§ DATA PROVIDED:
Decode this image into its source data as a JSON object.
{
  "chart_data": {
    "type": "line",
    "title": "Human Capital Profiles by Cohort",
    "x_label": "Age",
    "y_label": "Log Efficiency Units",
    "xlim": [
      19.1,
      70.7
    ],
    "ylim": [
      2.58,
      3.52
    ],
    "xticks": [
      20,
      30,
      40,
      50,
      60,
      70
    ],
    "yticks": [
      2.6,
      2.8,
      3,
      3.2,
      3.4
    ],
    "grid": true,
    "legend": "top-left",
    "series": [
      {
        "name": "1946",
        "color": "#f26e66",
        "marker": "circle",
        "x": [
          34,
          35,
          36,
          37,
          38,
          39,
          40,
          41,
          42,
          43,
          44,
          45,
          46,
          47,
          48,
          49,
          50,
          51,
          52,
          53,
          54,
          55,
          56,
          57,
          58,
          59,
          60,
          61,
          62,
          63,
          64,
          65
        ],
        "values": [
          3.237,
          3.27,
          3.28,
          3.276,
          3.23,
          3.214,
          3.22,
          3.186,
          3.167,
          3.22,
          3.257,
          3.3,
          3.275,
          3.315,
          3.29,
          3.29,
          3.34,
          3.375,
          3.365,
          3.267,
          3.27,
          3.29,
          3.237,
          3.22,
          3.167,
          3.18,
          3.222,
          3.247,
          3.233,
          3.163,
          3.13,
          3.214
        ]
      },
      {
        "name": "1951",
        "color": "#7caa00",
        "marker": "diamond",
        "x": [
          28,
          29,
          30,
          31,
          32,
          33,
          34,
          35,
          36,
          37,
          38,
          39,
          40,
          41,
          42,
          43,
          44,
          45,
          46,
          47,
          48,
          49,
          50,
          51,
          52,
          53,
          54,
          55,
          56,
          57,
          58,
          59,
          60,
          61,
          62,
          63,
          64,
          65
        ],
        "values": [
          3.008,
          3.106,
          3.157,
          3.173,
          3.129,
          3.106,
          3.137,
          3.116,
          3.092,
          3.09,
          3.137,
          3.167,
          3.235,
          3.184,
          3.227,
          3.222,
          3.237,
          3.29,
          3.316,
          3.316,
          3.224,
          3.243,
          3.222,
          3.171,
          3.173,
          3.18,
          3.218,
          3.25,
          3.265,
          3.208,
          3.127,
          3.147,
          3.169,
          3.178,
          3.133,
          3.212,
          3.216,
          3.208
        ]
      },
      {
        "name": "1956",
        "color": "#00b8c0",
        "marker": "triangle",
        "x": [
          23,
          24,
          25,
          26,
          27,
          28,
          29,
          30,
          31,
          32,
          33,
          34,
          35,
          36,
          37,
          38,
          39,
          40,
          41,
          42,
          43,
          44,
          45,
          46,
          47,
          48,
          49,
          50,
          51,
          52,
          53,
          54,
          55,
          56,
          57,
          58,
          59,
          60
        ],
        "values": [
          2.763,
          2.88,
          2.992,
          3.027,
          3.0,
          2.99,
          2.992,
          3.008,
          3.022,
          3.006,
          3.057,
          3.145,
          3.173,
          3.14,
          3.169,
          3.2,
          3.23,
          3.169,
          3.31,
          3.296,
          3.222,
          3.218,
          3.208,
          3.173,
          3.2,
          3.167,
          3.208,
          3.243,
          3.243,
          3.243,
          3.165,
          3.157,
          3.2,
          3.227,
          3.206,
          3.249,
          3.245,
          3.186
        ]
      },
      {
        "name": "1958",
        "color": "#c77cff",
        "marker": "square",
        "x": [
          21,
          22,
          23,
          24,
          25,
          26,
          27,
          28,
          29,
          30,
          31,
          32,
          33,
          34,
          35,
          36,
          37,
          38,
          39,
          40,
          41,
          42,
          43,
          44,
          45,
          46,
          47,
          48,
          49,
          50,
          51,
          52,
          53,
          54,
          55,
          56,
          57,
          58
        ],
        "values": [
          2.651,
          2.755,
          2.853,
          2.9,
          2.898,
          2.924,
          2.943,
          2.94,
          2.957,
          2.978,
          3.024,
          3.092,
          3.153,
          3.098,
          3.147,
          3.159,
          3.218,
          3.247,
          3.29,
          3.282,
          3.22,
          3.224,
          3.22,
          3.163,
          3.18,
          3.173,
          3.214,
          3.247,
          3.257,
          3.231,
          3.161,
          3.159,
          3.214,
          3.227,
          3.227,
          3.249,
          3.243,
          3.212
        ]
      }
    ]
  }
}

§ AIM OF THE TASK: Retype the entries one by one, exactly.

§ EXPECTED ANSWER:
Decode this image into its source data as a JSON object.
{
  "chart_data": {
    "type": "line",
    "title": "Human Capital Profiles by Cohort",
    "x_label": "Age",
    "y_label": "Log Efficiency Units",
    "xlim": [
      19.1,
      70.7
    ],
    "ylim": [
      2.58,
      3.52
    ],
    "xticks": [
      20,
      30,
      40,
      50,
      60,
      70
    ],
    "yticks": [
      2.6,
      2.8,
      3,
      3.2,
      3.4
    ],
    "grid": true,
    "legend": "top-left",
    "series": [
      {
        "name": "1946",
        "color": "#f26e66",
        "marker": "circle",
        "x": [
          34,
          35,
          36,
          37,
          38,
          39,
          40,
          41,
          42,
          43,
          44,
          45,
          46,
          47,
          48,
          49,
          50,
          51,
          52,
          53,
          54,
          55,
          56,
          57,
          58,
          59,
          60,
          61,
          62,
          63,
          64,
          65
        ],
        "values": [
          3.237,
          3.27,
          3.28,
          3.276,
          3.23,
          3.214,
          3.22,
          3.186,
          3.167,
          3.22,
          3.257,
          3.3,
          3.275,
          3.315,
          3.29,
          3.29,
          3.34,
          3.375,
          3.365,
          3.267,
          3.27,
          3.29,
          3.237,
          3.22,
          3.167,
          3.18,
          3.222,
          3.247,
          3.233,
          3.163,
          3.13,
          3.214
        ]
      },
      {
        "name": "1951",
        "color": "#7caa00",
        "marker": "diamond",
        "x": [
          28,
          29,
          30,
          31,
          32,
          33,
          34,
          35,
          36,
          37,
          38,
          39,
          40,
          41,
          42,
          43,
          44,
          45,
          46,
          47,
          48,
          49,
          50,
          51,
          52,
          53,
          54,
          55,
          56,
          57,
          58,
          59,
          60,
          61,
          62,
          63,
          64,
          65
        ],
        "values": [
          3.008,
          3.106,
          3.157,
          3.173,
          3.129,
          3.106,
          3.137,
          3.116,
          3.092,
          3.09,
          3.137,
          3.167,
          3.235,
          3.184,
          3.227,
          3.222,
          3.237,
          3.29,
          3.316,
          3.316,
          3.224,
          3.243,
          3.222,
          3.171,
          3.173,
          3.18,
          3.218,
          3.25,
          3.265,
          3.208,
          3.127,
          3.147,
          3.169,
          3.178,
          3.133,
          3.212,
          3.216,
          3.208
        ]
      },
      {
        "name": "1956",
        "color": "#00b8c0",
        "marker": "triangle",
        "x": [
          23,
          24,
          25,
          26,
          27,
          28,
          29,
          30,
          31,
          32,
          33,
          34,
          35,
          36,
          37,
          38,
          39,
          40,
          41,
          42,
          43,
          44,
          45,
          46,
          47,
          48,
          49,
          50,
          51,
          52,
          53,
          54,
          55,
          56,
          57,
          58,
          59,
          60
        ],
        "values": [
          2.763,
          2.88,
          2.992,
          3.027,
          3.0,
          2.99,
          2.992,
          3.008,
          3.022,
          3.006,
          3.057,
          3.145,
          3.173,
          3.14,
          3.169,
          3.2,
          3.23,
          3.169,
          3.31,
          3.296,
          3.222,
          3.218,
          3.208,
          3.173,
          3.2,
          3.167,
          3.208,
          3.243,
          3.243,
          3.243,
          3.165,
          3.157,
          3.2,
          3.227,
          3.206,
          3.249,
          3.245,
          3.186
        ]
      },
      {
        "name": "1958",
        "color": "#c77cff",
        "marker": "square",
        "x": [
          21,
          22,
          23,
          24,
          25,
          26,
          27,
          28,
          29,
          30,
          31,
          32,
          33,
          34,
          35,
          36,
          37,
          38,
          39,
          40,
          41,
          42,
          43,
          44,
          45,
          46,
          47,
          48,
          49,
          50,
          51,
          52,
          53,
          54,
          55,
          56,
          57,
          58
        ],
        "values": [
          2.651,
          2.755,
          2.853,
          2.9,
          2.898,
          2.924,
          2.943,
          2.94,
          2.957,
          2.978,
          3.024,
          3.092,
          3.153,
          3.098,
          3.147,
          3.159,
          3.218,
          3.247,
          3.29,
          3.282,
          3.22,
          3.224,
          3.22,
          3.163,
          3.18,
          3.173,
          3.214,
          3.247,
          3.257,
          3.231,
          3.161,
          3.159,
          3.214,
          3.227,
          3.227,
          3.249,
          3.243,
          3.212
        ]
      }
    ]
  }
}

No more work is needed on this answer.